* [Exercise prompt] Without the pictures, print each of the records below exactly as it appears.

..........

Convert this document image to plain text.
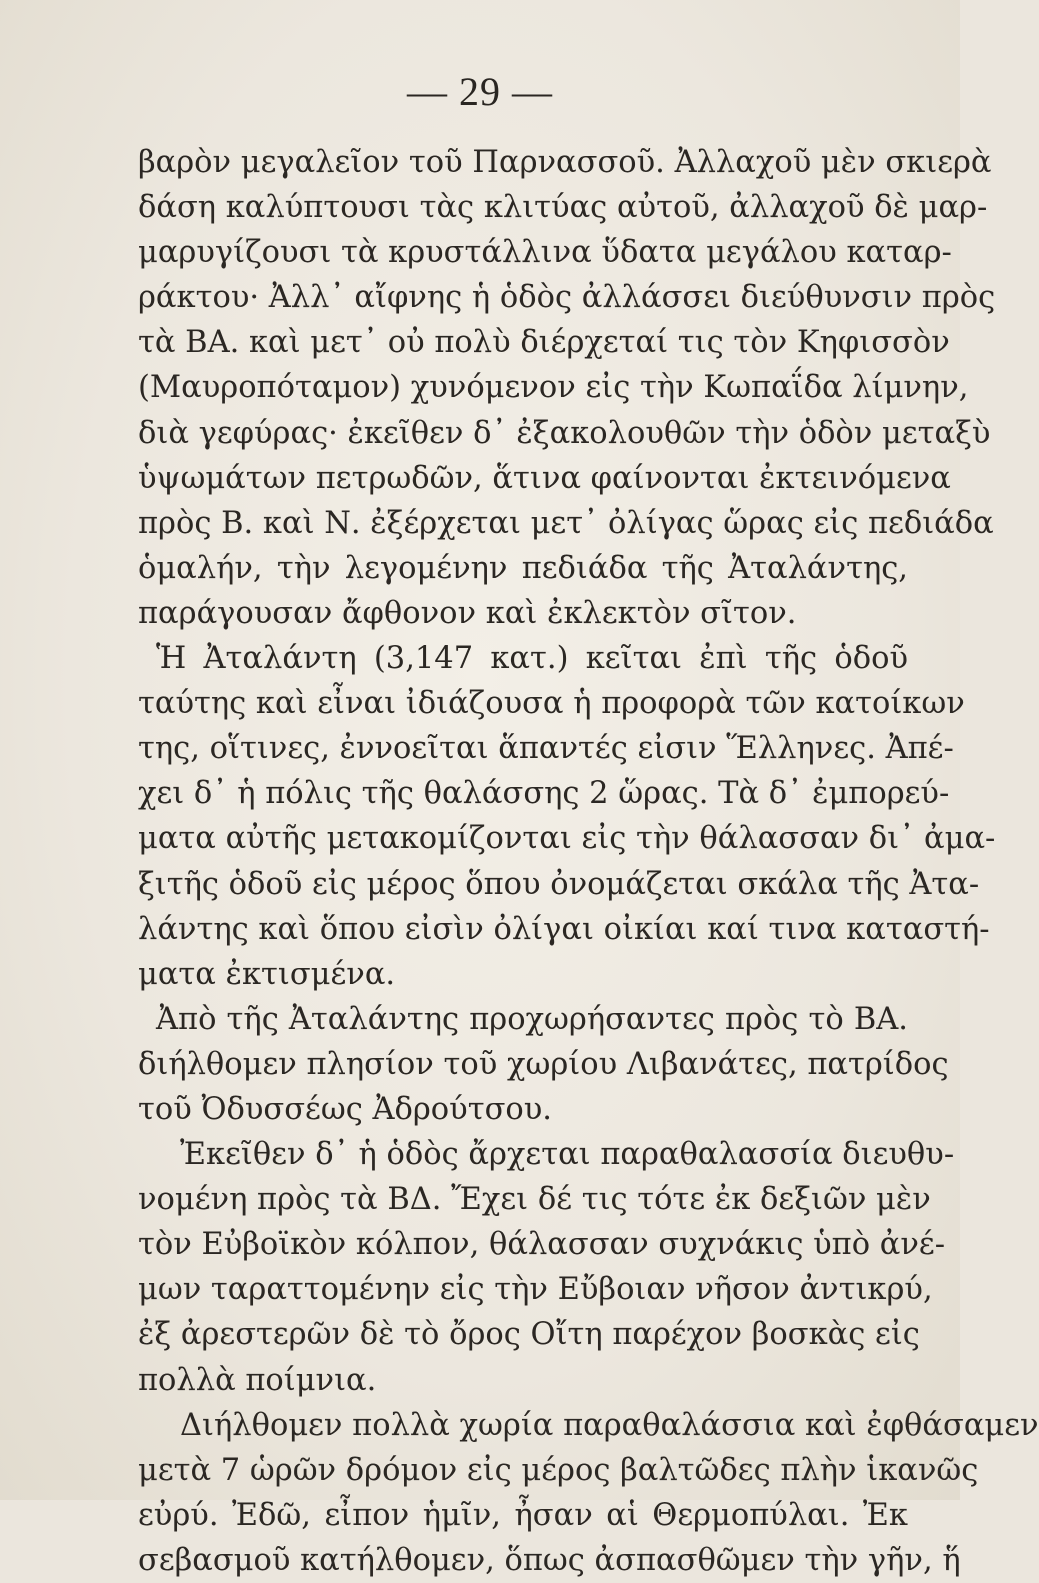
— 29 —
βαρὸν μεγαλεῖον τοῦ Παρνασσοῦ. Ἀλλαχοῦ μὲν σκιερὰ
δάση καλύπτουσι τὰς κλιτύας αὐτοῦ, ἀλλαχοῦ δὲ μαρ-
μαρυγίζουσι τὰ κρυστάλλινα ὕδατα μεγάλου καταρ-
ράκτου· Ἀλλ᾽ αἴφνης ἡ ὁδὸς ἀλλάσσει διεύθυνσιν πρὸς
τὰ ΒΑ. καὶ μετ᾽ οὐ πολὺ διέρχεταί τις τὸν Κηφισσὸν
(Μαυροπόταμον) χυνόμενον εἰς τὴν Κωπαΐδα λίμνην,
διὰ γεφύρας· ἐκεῖθεν δ᾽ ἐξακολουθῶν τὴν ὁδὸν μεταξὺ
ὑψωμάτων πετρωδῶν, ἅτινα φαίνονται ἐκτεινόμενα
πρὸς Β. καὶ Ν. ἐξέρχεται μετ᾽ ὀλίγας ὥρας εἰς πεδιάδα
ὁμαλήν, τὴν λεγομένην πεδιάδα τῆς Ἀταλάντης,
παράγουσαν ἄφθονον καὶ ἐκλεκτὸν σῖτον.
Ἡ Ἀταλάντη (3,147 κατ.) κεῖται ἐπὶ τῆς ὁδοῦ
ταύτης καὶ εἶναι ἰδιάζουσα ἡ προφορὰ τῶν κατοίκων
της, οἵτινες, ἐννοεῖται ἅπαντές εἰσιν Ἕλληνες. Ἀπέ-
χει δ᾽ ἡ πόλις τῆς θαλάσσης 2 ὥρας. Τὰ δ᾽ ἐμπορεύ-
ματα αὐτῆς μετακομίζονται εἰς τὴν θάλασσαν δι᾽ ἀμα-
ξιτῆς ὁδοῦ εἰς μέρος ὅπου ὀνομάζεται σκάλα τῆς Ἀτα-
λάντης καὶ ὅπου εἰσὶν ὀλίγαι οἰκίαι καί τινα καταστή-
ματα ἐκτισμένα.
Ἀπὸ τῆς Ἀταλάντης προχωρήσαντες πρὸς τὸ ΒΑ.
διήλθομεν πλησίον τοῦ χωρίου Λιβανάτες, πατρίδος
τοῦ Ὀδυσσέως Ἀδρούτσου.
Ἐκεῖθεν δ᾽ ἡ ὁδὸς ἄρχεται παραθαλασσία διευθυ-
νομένη πρὸς τὰ ΒΔ. Ἔχει δέ τις τότε ἐκ δεξιῶν μὲν
τὸν Εὐβοϊκὸν κόλπον, θάλασσαν συχνάκις ὑπὸ ἀνέ-
μων ταραττομένην εἰς τὴν Εὔβοιαν νῆσον ἀντικρύ,
ἐξ ἀρεστερῶν δὲ τὸ ὄρος Οἴτη παρέχον βοσκὰς εἰς
πολλὰ ποίμνια.
Διήλθομεν πολλὰ χωρία παραθαλάσσια καὶ ἐφθάσαμεν
μετὰ 7 ὡρῶν δρόμον εἰς μέρος βαλτῶδες πλὴν ἱκανῶς
εὐρύ. Ἐδῶ, εἶπον ἡμῖν, ἦσαν αἱ Θερμοπύλαι. Ἐκ
σεβασμοῦ κατήλθομεν, ὅπως ἀσπασθῶμεν τὴν γῆν, ἥ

..........

* [Answer in full]
Convert this document image to plain text.
— 29 —
βαρὸν μεγαλεῖον τοῦ Παρνασσοῦ. Ἀλλαχοῦ μὲν σκιερὰ
δάση καλύπτουσι τὰς κλιτύας αὐτοῦ, ἀλλαχοῦ δὲ μαρ-
μαρυγίζουσι τὰ κρυστάλλινα ὕδατα μεγάλου καταρ-
ράκτου· Ἀλλ᾽ αἴφνης ἡ ὁδὸς ἀλλάσσει διεύθυνσιν πρὸς
τὰ ΒΑ. καὶ μετ᾽ οὐ πολὺ διέρχεταί τις τὸν Κηφισσὸν
(Μαυροπόταμον) χυνόμενον εἰς τὴν Κωπαΐδα λίμνην,
διὰ γεφύρας· ἐκεῖθεν δ᾽ ἐξακολουθῶν τὴν ὁδὸν μεταξὺ
ὑψωμάτων πετρωδῶν, ἅτινα φαίνονται ἐκτεινόμενα
πρὸς Β. καὶ Ν. ἐξέρχεται μετ᾽ ὀλίγας ὥρας εἰς πεδιάδα
ὁμαλήν, τὴν λεγομένην πεδιάδα τῆς Ἀταλάντης,
παράγουσαν ἄφθονον καὶ ἐκλεκτὸν σῖτον.
Ἡ Ἀταλάντη (3,147 κατ.) κεῖται ἐπὶ τῆς ὁδοῦ
ταύτης καὶ εἶναι ἰδιάζουσα ἡ προφορὰ τῶν κατοίκων
της, οἵτινες, ἐννοεῖται ἅπαντές εἰσιν Ἕλληνες. Ἀπέ-
χει δ᾽ ἡ πόλις τῆς θαλάσσης 2 ὥρας. Τὰ δ᾽ ἐμπορεύ-
ματα αὐτῆς μετακομίζονται εἰς τὴν θάλασσαν δι᾽ ἀμα-
ξιτῆς ὁδοῦ εἰς μέρος ὅπου ὀνομάζεται σκάλα τῆς Ἀτα-
λάντης καὶ ὅπου εἰσὶν ὀλίγαι οἰκίαι καί τινα καταστή-
ματα ἐκτισμένα.
Ἀπὸ τῆς Ἀταλάντης προχωρήσαντες πρὸς τὸ ΒΑ.
διήλθομεν πλησίον τοῦ χωρίου Λιβανάτες, πατρίδος
τοῦ Ὀδυσσέως Ἀδρούτσου.
Ἐκεῖθεν δ᾽ ἡ ὁδὸς ἄρχεται παραθαλασσία διευθυ-
νομένη πρὸς τὰ ΒΔ. Ἔχει δέ τις τότε ἐκ δεξιῶν μὲν
τὸν Εὐβοϊκὸν κόλπον, θάλασσαν συχνάκις ὑπὸ ἀνέ-
μων ταραττομένην εἰς τὴν Εὔβοιαν νῆσον ἀντικρύ,
ἐξ ἀρεστερῶν δὲ τὸ ὄρος Οἴτη παρέχον βοσκὰς εἰς
πολλὰ ποίμνια.
Διήλθομεν πολλὰ χωρία παραθαλάσσια καὶ ἐφθάσαμεν
μετὰ 7 ὡρῶν δρόμον εἰς μέρος βαλτῶδες πλὴν ἱκανῶς
εὐρύ. Ἐδῶ, εἶπον ἡμῖν, ἦσαν αἱ Θερμοπύλαι. Ἐκ
σεβασμοῦ κατήλθομεν, ὅπως ἀσπασθῶμεν τὴν γῆν, ἥ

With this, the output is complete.